Problem:
From the line containing "Read out every word on this page." through the last line of the entries below, repeat each line word for word and leave out the rest.

|---|

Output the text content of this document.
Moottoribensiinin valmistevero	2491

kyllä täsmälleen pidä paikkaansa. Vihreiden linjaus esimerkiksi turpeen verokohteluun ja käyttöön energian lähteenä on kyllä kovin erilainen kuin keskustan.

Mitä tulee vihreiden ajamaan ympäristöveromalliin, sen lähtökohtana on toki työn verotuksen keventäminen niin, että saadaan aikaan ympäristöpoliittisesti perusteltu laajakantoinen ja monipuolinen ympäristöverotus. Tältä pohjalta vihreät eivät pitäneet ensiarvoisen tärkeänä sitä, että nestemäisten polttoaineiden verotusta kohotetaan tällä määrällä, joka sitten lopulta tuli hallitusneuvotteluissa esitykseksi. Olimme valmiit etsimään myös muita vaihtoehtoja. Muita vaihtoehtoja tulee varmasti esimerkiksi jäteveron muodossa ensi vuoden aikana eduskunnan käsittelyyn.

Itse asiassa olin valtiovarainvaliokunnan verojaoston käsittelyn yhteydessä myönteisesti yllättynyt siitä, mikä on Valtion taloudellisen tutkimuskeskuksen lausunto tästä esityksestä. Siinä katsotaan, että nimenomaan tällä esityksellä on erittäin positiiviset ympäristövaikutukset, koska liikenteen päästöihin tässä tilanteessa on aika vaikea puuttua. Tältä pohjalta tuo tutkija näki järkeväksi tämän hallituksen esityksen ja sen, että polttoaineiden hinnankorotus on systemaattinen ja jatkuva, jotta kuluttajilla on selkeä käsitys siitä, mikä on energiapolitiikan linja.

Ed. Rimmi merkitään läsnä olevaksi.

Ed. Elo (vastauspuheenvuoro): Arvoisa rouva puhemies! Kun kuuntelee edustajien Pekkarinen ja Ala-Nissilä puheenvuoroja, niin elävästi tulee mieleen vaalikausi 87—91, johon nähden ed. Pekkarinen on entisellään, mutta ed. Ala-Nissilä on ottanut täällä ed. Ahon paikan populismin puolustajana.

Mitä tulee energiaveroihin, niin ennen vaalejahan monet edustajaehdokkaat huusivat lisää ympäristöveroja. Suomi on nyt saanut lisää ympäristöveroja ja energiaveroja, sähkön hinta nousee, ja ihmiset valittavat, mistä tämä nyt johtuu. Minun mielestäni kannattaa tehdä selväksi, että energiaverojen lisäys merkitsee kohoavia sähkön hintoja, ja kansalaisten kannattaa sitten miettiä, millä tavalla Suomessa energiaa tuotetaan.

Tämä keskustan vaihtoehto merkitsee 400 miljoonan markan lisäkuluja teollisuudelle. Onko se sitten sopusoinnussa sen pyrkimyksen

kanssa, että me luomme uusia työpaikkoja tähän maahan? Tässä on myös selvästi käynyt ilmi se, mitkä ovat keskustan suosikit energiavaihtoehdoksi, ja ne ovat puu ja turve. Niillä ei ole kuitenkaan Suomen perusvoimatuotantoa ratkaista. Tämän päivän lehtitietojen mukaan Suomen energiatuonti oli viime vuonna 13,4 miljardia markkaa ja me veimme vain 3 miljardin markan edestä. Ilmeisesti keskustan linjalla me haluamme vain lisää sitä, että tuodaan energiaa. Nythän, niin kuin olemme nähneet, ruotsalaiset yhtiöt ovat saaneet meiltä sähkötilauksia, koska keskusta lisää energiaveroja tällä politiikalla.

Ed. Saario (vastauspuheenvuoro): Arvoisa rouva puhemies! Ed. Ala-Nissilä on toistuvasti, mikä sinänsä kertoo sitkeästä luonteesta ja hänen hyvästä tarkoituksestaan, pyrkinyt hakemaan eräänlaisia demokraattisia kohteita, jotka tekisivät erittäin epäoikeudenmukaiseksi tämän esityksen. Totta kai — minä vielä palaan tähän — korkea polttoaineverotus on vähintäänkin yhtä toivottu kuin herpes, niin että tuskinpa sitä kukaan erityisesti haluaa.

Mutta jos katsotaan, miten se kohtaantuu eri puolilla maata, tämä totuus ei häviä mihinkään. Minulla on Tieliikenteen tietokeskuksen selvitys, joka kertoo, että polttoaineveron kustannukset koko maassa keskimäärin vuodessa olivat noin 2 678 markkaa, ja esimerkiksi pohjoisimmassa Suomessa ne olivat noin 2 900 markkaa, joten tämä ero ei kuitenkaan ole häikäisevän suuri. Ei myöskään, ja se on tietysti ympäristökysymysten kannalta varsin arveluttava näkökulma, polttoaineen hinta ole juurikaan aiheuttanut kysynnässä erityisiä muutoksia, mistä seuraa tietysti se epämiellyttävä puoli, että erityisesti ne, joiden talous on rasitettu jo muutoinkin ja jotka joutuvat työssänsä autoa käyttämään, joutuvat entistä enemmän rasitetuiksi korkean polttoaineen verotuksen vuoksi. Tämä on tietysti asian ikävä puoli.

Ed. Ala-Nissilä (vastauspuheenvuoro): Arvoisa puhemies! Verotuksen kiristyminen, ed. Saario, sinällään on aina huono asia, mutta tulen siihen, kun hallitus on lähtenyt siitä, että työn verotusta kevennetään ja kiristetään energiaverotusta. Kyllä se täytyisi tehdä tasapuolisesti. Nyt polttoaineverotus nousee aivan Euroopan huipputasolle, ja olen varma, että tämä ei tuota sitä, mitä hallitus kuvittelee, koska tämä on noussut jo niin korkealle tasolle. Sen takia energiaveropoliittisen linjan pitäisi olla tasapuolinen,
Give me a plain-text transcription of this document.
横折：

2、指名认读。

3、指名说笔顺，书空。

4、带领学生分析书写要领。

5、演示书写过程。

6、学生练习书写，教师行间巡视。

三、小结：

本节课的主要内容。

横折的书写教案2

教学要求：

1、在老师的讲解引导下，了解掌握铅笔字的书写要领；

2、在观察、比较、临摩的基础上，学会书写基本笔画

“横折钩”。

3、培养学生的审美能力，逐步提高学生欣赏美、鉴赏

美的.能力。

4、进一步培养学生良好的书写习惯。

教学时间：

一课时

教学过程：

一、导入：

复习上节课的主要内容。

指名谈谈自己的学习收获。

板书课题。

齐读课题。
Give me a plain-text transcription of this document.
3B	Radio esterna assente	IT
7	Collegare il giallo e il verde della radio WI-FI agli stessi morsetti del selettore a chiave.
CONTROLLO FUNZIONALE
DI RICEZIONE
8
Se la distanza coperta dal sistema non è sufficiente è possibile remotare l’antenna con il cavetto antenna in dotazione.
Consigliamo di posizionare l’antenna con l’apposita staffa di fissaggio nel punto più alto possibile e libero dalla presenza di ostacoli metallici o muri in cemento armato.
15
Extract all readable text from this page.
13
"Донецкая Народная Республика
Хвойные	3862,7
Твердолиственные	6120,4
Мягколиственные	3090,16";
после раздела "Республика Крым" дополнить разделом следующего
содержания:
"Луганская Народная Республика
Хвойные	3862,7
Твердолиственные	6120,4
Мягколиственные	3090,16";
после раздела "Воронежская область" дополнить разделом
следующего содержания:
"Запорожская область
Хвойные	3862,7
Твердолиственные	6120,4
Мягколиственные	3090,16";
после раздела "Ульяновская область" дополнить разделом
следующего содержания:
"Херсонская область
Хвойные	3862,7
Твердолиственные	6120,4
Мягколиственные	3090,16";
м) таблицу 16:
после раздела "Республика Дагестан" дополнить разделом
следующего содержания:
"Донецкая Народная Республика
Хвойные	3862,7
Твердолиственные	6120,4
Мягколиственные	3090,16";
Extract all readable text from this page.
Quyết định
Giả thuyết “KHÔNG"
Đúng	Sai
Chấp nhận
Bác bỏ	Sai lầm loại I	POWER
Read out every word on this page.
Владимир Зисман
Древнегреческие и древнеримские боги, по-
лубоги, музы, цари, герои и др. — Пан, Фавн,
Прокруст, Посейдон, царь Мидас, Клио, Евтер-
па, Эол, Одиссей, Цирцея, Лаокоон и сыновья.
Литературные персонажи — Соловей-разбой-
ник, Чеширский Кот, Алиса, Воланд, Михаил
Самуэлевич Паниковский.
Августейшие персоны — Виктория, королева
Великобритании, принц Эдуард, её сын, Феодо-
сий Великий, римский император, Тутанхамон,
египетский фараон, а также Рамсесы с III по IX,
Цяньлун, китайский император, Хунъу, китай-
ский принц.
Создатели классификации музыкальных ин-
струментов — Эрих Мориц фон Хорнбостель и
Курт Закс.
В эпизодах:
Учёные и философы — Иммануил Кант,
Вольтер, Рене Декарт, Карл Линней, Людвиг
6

|---|

Solution to this problem:
Read out every word on this page.
Владимир Зисман
Древнегреческие и древнеримские боги, по-
лубоги, музы, цари, герои и др. — Пан, Фавн,
Прокруст, Посейдон, царь Мидас, Клио, Евтер-
па, Эол, Одиссей, Цирцея, Лаокоон и сыновья.
Литературные персонажи — Соловей-разбой-
ник, Чеширский Кот, Алиса, Воланд, Михаил
Самуэлевич Паниковский.
Августейшие персоны — Виктория, королева
Великобритании, принц Эдуард, её сын, Феодо-
сий Великий, римский император, Тутанхамон,
египетский фараон, а также Рамсесы с III по IX,
Цяньлун, китайский император, Хунъу, китай-
ский принц.
Создатели классификации музыкальных ин-
струментов — Эрих Мориц фон Хорнбостель и
Курт Закс.
В эпизодах:
Учёные и философы — Иммануил Кант,
Вольтер, Рене Декарт, Карл Линней, Людвиг
6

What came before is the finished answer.